Given request -
Gather all lines in the records below that include the word "整句翻译".
* start Material to process *
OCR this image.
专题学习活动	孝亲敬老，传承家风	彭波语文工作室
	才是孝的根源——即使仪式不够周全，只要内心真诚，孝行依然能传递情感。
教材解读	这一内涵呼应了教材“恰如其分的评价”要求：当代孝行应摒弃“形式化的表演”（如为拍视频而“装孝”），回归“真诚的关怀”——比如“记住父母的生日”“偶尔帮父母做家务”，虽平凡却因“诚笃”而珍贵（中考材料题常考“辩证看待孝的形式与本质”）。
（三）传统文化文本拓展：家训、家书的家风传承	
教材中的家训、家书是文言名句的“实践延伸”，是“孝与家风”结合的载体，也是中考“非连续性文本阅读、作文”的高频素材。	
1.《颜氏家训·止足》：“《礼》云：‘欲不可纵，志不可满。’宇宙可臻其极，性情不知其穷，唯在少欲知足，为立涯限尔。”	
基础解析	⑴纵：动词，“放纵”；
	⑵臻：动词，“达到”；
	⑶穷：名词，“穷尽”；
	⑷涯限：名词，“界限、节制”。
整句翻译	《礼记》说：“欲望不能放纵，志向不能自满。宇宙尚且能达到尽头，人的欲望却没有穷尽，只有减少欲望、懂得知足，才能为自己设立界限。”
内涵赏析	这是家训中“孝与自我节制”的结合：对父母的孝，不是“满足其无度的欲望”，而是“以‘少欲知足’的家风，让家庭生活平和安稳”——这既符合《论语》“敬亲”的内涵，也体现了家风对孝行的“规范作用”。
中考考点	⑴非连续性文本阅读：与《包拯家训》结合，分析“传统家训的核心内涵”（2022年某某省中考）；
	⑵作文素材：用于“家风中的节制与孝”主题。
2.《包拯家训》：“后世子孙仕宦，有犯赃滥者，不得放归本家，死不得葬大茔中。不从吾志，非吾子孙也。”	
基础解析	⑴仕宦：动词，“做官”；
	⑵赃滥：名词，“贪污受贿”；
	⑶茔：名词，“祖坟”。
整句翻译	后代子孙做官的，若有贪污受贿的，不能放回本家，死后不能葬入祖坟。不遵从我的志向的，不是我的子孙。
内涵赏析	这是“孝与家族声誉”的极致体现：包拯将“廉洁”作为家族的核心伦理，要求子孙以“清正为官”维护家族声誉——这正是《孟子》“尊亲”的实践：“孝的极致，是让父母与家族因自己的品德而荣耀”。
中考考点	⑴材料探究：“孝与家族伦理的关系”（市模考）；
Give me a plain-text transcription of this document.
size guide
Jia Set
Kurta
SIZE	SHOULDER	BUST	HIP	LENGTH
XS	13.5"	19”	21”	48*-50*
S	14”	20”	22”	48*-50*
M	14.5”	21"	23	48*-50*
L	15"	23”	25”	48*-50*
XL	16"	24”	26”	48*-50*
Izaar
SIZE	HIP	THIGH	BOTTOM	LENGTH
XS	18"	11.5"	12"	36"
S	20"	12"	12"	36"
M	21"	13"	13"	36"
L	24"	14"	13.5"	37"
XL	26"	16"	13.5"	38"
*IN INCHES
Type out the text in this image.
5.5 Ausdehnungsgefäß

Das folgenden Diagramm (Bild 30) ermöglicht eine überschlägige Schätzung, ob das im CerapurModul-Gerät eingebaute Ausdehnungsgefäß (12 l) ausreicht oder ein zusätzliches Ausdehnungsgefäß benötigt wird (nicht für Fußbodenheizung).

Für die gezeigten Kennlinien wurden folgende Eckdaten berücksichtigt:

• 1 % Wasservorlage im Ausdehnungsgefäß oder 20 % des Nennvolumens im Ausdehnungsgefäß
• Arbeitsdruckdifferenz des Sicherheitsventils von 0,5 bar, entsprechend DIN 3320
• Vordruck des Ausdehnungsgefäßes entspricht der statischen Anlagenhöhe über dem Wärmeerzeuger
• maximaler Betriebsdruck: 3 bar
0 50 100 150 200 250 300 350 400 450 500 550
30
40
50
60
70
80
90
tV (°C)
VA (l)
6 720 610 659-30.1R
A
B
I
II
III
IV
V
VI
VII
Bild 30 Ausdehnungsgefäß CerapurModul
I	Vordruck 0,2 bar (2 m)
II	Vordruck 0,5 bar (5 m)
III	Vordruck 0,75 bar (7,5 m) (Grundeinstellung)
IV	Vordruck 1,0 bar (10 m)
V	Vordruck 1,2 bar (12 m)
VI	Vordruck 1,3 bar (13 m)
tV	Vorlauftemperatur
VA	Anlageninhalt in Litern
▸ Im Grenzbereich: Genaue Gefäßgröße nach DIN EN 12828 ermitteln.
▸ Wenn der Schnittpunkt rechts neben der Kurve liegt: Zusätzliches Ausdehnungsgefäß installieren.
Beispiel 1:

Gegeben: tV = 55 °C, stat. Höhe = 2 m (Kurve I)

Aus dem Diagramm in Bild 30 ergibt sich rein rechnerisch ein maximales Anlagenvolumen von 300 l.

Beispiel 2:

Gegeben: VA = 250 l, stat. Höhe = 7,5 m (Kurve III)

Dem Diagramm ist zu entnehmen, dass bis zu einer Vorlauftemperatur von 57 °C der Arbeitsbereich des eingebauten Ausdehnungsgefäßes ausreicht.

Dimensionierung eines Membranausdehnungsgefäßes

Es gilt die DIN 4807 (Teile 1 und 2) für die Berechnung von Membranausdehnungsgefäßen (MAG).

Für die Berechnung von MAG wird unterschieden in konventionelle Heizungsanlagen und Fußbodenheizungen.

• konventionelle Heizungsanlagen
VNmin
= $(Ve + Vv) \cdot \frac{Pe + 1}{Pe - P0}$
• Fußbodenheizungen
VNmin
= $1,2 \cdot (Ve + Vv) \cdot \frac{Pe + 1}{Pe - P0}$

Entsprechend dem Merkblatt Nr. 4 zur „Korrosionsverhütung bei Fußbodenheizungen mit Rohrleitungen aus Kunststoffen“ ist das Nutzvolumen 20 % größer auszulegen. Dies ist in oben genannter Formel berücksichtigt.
* end Material to process *
The reply -
整句翻译	《礼记》说：“欲望不能放纵，志向不能自满。宇宙尚且能达到尽头，人的欲望却没有穷尽，只有减少欲望、懂得知足，才能为自己设立界限。”
整句翻译	后代子孙做官的，若有贪污受贿的，不能放回本家，死后不能葬入祖坟。不遵从我的志向的，不是我的子孙。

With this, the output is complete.